Only those in the thick of moving week here in Madison understand the horror. Yes, you might have an unofficial countdown to when the upstairs neighbor who blasts Creed at 3 a.m. hits the road for good. Or you might be looking out at the curb, salivating for whatever coveted refuse might grace those green pastures. But unless you've helped a guy twice your size make three trips in a roomy Honda hatchback just to move his "outfits," you really need to shut your pie hole.
People talk about Moving Day like it's the Rapture...
"Where am I going to park my car!?"
"Say toodleloo to peace and quiet -- next week is going to suck."
"I can't wait until the city looks like it has vomited particleboard coffee tables."
"If there is an emergency on the isthmus next week, and we have to leave, we are never going to get out -- we are all going to die!"
These sentiments ride the air like wind through the trees, whispering "Moving Day is hell" like a State Street preacher spewing prophecies.

--------------------

Required task 1 >> In the piece about Moving Day in Madison, what does the upstairs neighbor blast at 3 a.m.?
Required task 2 >> Reproduce the records word for word, starting with their first line and stopping after the line that contains "385, 541, 405]".

Records supplied >>
--------------------

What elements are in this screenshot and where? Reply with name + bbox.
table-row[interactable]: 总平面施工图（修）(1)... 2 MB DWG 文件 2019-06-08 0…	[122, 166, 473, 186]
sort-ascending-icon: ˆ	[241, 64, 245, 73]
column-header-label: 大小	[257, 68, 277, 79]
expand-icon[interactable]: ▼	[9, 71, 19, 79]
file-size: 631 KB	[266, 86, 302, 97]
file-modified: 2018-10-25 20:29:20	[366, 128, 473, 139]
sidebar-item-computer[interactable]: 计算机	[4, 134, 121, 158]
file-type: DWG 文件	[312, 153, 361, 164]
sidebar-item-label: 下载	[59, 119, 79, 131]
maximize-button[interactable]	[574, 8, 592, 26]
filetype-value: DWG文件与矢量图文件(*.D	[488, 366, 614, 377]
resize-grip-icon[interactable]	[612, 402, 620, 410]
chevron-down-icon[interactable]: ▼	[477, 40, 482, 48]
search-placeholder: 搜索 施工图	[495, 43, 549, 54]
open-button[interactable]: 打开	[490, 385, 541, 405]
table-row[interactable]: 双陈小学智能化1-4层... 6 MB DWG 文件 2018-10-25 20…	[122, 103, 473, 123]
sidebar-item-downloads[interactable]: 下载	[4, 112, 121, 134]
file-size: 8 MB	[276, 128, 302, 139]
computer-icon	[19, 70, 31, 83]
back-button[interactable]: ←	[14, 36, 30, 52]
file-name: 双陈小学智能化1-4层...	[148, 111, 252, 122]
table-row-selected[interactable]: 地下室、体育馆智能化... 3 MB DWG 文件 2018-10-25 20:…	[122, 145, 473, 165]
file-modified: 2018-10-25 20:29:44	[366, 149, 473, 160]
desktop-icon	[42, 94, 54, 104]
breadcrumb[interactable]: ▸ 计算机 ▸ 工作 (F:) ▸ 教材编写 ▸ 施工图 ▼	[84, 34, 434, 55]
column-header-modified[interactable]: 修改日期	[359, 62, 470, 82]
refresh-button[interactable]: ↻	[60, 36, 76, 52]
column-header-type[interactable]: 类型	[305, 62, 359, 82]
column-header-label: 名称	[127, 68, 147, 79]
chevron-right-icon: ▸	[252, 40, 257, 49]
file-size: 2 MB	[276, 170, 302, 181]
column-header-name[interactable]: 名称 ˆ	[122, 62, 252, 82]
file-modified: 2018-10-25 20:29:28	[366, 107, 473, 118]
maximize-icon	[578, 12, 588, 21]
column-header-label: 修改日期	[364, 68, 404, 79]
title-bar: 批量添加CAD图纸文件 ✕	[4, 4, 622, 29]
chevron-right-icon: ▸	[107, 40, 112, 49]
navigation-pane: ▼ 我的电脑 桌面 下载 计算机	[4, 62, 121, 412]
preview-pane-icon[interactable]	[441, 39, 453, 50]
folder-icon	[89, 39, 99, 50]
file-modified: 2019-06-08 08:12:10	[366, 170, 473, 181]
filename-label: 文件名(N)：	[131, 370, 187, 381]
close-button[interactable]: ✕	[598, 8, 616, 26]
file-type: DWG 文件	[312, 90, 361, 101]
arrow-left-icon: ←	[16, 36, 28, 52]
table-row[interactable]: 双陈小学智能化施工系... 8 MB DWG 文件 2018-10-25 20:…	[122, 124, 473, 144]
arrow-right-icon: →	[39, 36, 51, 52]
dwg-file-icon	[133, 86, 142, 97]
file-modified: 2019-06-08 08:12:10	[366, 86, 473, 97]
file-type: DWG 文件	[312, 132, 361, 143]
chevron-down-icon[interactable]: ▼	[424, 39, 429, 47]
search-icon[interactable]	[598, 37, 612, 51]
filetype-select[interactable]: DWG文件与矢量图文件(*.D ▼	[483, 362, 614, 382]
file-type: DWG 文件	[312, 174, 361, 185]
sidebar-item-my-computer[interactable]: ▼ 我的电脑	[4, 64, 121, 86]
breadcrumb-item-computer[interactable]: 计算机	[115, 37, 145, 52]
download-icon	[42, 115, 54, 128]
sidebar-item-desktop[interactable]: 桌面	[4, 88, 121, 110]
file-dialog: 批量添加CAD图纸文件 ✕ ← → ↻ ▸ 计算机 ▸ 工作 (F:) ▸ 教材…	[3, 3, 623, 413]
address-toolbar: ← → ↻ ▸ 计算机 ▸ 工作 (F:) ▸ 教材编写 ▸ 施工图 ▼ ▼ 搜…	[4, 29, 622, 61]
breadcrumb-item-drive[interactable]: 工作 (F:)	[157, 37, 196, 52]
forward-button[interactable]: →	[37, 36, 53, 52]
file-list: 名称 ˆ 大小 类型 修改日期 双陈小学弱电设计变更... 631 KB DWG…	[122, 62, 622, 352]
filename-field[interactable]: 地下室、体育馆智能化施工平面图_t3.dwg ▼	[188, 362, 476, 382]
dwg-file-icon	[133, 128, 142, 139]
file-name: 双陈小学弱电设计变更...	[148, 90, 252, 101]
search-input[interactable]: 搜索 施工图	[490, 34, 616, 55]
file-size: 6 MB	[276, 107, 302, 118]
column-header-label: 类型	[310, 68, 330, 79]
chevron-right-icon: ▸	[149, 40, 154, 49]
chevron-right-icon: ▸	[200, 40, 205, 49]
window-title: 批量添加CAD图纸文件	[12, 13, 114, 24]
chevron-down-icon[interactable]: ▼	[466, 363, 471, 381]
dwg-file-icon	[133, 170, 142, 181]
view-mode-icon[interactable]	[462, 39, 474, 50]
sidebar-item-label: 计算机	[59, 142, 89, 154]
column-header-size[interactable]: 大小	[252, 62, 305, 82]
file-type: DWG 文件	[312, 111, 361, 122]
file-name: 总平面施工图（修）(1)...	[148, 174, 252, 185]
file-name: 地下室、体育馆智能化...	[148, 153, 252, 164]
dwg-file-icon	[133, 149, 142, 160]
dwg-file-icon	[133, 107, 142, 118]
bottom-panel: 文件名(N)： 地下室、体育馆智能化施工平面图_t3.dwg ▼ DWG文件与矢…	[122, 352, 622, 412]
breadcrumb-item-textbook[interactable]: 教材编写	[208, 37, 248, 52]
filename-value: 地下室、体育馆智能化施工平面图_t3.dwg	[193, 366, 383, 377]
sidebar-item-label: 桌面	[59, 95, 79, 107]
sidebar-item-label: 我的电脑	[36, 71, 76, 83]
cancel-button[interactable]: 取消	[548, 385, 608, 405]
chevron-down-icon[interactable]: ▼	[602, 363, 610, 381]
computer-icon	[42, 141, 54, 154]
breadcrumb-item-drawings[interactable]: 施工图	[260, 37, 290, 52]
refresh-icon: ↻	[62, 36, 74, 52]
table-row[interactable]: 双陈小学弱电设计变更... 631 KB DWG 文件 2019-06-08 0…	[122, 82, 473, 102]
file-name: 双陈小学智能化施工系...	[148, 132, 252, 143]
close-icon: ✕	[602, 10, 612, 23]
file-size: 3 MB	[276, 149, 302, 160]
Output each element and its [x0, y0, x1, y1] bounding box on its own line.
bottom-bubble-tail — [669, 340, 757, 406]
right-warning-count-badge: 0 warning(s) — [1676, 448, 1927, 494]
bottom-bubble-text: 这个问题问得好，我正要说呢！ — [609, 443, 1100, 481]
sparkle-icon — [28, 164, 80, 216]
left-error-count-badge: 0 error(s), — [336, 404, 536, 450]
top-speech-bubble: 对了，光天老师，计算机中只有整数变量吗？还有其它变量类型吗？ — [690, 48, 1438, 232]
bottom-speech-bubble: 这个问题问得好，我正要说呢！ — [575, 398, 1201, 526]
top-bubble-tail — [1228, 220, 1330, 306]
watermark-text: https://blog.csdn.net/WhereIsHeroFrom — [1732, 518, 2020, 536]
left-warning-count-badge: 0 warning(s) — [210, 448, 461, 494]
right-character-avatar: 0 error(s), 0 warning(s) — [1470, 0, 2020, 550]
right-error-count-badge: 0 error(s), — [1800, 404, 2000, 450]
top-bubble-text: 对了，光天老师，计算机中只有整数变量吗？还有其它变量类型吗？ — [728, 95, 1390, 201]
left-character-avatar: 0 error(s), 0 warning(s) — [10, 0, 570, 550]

--------------------

Task response 1 >> Creed.

Task response 2 >>
What elements are in this screenshot and where? Reply with name + bbox.
table-row[interactable]: 总平面施工图（修）(1)... 2 MB DWG 文件 2019-06-08 0…	[122, 166, 473, 186]
sort-ascending-icon: ˆ	[241, 64, 245, 73]
column-header-label: 大小	[257, 68, 277, 79]
expand-icon[interactable]: ▼	[9, 71, 19, 79]
file-size: 631 KB	[266, 86, 302, 97]
file-modified: 2018-10-25 20:29:20	[366, 128, 473, 139]
sidebar-item-computer[interactable]: 计算机	[4, 134, 121, 158]
file-type: DWG 文件	[312, 153, 361, 164]
sidebar-item-label: 下载	[59, 119, 79, 131]
maximize-button[interactable]	[574, 8, 592, 26]
filetype-value: DWG文件与矢量图文件(*.D	[488, 366, 614, 377]
resize-grip-icon[interactable]	[612, 402, 620, 410]
chevron-down-icon[interactable]: ▼	[477, 40, 482, 48]
search-placeholder: 搜索 施工图	[495, 43, 549, 54]
open-button[interactable]: 打开	[490, 385, 541, 405]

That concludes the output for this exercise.